O burnout se caracteriza por três fatores principais: exaustão emocional intensa, distanciamento afetivo do trabalho e sensação de baixa realização profissional.

Na prática, a pessoa perde o entusiasmo pelas atividades que antes faziam sentido e passa a desenvolver irritação, desmotivação e até cinismo em relação ao trabalho.

Enquanto o estresse comum costuma melhorar após descanso, férias ou momentos de lazer, o burnout persiste por períodos prolongados. Por isso, o quadro exige atenção e acompanhamento especializado.

Além do ambiente corporativo, fatores individuais também influenciam o surgimento da síndrome. Perfeccionismo, excesso de cobrança e dificuldade em estabelecer limites estão entre os gatilhos mais frequentes.

Sintomas aparecem de forma silenciosa

Os sinais do burnout geralmente surgem aos poucos e podem afetar tanto o corpo quanto a saúde emocional.

◆ **SEÇÃO DE DADOS**:

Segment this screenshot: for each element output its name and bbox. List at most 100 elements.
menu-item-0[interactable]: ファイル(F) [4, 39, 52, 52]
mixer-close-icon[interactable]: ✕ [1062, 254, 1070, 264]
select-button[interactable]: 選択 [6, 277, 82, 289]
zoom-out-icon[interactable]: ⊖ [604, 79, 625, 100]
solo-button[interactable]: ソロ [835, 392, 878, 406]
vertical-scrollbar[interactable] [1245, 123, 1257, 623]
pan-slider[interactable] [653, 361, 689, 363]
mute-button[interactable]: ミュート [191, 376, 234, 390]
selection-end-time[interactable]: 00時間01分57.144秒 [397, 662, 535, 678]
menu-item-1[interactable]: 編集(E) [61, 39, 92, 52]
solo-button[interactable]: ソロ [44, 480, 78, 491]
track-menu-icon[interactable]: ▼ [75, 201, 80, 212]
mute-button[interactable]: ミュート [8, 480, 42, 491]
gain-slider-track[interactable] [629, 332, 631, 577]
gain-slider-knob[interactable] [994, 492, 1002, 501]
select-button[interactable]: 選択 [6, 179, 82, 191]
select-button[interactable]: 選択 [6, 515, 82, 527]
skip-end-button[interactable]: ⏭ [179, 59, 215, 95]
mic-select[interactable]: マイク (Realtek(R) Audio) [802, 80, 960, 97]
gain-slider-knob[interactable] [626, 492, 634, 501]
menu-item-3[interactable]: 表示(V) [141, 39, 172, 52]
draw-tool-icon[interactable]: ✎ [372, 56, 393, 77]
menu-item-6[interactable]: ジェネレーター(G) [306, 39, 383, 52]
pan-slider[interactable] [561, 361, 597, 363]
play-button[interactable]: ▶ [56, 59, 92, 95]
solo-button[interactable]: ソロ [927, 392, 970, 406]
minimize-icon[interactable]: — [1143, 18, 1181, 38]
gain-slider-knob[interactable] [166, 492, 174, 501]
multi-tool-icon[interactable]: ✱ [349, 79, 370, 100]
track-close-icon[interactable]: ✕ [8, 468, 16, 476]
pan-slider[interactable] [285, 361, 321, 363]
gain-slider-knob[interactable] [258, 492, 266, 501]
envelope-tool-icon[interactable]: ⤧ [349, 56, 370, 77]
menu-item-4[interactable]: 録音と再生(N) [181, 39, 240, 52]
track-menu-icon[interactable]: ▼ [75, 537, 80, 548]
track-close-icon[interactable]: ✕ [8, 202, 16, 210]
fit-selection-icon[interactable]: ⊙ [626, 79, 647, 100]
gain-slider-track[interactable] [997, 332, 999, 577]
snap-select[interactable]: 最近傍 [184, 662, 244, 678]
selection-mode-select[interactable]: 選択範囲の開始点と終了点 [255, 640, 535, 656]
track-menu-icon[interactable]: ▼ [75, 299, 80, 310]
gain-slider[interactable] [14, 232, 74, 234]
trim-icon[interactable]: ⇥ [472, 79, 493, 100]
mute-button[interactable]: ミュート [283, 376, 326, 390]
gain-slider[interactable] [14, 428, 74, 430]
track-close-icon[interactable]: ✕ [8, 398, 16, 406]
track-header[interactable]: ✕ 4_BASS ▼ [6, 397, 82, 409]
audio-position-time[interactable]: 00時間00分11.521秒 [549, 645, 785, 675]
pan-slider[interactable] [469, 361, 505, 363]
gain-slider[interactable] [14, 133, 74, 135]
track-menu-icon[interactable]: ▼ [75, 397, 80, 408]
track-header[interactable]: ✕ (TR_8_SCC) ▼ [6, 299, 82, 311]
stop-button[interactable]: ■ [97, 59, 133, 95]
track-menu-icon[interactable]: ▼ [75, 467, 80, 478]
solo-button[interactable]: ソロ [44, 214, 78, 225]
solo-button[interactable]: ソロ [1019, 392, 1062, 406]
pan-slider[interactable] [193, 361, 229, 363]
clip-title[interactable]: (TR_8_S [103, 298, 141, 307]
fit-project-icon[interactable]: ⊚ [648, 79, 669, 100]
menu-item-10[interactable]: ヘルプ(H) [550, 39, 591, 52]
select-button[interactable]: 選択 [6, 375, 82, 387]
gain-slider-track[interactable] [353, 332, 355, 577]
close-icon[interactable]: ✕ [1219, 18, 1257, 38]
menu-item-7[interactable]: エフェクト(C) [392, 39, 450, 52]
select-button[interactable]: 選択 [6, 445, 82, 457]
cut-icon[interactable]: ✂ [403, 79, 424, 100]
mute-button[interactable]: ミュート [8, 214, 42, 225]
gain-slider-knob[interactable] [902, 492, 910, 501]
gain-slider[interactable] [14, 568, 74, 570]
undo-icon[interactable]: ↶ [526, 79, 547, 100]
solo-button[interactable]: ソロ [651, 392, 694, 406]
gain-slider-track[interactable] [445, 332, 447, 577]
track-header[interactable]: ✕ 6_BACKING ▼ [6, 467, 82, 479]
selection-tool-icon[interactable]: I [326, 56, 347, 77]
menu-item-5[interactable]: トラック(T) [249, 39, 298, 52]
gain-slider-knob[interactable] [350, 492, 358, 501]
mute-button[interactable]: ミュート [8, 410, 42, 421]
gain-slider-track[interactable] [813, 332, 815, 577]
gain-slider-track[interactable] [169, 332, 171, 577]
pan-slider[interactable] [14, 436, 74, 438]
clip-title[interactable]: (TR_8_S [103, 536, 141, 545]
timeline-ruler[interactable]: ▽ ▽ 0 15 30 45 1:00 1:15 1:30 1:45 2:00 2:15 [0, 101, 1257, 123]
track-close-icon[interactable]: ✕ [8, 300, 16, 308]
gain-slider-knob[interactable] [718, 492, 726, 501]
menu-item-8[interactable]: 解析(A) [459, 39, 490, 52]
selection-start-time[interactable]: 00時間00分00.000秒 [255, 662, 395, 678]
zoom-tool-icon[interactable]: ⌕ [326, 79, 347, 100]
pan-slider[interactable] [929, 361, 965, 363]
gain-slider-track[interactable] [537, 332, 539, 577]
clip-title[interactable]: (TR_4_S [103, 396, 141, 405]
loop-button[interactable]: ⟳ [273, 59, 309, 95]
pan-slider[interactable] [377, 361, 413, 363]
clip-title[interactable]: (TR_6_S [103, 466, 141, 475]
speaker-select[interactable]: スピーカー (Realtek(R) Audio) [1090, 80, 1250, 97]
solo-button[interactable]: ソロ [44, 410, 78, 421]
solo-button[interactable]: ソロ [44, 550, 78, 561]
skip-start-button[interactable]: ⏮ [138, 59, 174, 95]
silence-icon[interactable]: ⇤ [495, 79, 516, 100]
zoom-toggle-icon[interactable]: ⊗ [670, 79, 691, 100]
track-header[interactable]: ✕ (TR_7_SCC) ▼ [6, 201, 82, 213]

◆ **TAREFA**: Por favor, copie o trecho sobre burnout começando nas palavras "O burnout se" e parando depois de "gatilhos mais frequentes.". A listagem vem de outra fonte.

◆ **RESULTADO**:
O burnout se caracteriza por três fatores principais: exaustão emocional intensa, distanciamento afetivo do trabalho e sensação de baixa realização profissional.

Na prática, a pessoa perde o entusiasmo pelas atividades que antes faziam sentido e passa a desenvolver irritação, desmotivação e até cinismo em relação ao trabalho.

Enquanto o estresse comum costuma melhorar após descanso, férias ou momentos de lazer, o burnout persiste por períodos prolongados. Por isso, o quadro exige atenção e acompanhamento especializado.

Além do ambiente corporativo, fatores individuais também influenciam o surgimento da síndrome. Perfeccionismo, excesso de cobrança e dificuldade em estabelecer limites estão entre os gatilhos mais frequentes.